RECORDS FOR THIS TASK
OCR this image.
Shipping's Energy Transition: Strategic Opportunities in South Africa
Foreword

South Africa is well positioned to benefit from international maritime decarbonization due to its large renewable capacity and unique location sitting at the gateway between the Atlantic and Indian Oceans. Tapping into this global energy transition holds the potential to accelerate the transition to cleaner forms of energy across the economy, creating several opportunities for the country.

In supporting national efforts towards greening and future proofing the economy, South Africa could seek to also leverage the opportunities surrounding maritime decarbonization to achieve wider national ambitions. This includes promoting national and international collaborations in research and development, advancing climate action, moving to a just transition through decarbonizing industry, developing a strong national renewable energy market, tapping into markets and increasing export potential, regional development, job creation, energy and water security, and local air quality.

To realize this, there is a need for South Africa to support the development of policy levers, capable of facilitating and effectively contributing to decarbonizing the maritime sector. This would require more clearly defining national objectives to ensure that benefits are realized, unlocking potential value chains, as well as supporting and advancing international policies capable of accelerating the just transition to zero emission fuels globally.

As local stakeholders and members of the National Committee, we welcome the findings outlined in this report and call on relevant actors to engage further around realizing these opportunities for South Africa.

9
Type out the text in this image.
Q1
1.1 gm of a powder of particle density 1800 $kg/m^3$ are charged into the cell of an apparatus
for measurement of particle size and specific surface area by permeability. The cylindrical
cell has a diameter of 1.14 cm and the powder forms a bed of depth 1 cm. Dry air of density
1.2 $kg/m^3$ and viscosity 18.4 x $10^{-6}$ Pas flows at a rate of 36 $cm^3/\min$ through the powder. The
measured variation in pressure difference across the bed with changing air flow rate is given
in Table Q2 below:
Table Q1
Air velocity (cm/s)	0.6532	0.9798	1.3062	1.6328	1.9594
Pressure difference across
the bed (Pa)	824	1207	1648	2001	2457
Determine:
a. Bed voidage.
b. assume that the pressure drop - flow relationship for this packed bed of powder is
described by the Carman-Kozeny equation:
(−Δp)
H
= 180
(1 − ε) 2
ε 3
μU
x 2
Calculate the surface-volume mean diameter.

EXERCISE DETAILS
Write out the lines above, starting at the line that contains "Type out the text in this image." and ending with the final line, and nothing else; copy them exactly.

CORRECT RESPONSE
Type out the text in this image.
Q1
1.1 gm of a powder of particle density 1800 $kg/m^3$ are charged into the cell of an apparatus
for measurement of particle size and specific surface area by permeability. The cylindrical
cell has a diameter of 1.14 cm and the powder forms a bed of depth 1 cm. Dry air of density
1.2 $kg/m^3$ and viscosity 18.4 x $10^{-6}$ Pas flows at a rate of 36 $cm^3/\min$ through the powder. The
measured variation in pressure difference across the bed with changing air flow rate is given
in Table Q2 below:
Table Q1
Air velocity (cm/s)	0.6532	0.9798	1.3062	1.6328	1.9594
Pressure difference across
the bed (Pa)	824	1207	1648	2001	2457
Determine:
a. Bed voidage.
b. assume that the pressure drop - flow relationship for this packed bed of powder is
described by the Carman-Kozeny equation:
(−Δp)
H
= 180
(1 − ε) 2
ε 3
μU
x 2
Calculate the surface-volume mean diameter.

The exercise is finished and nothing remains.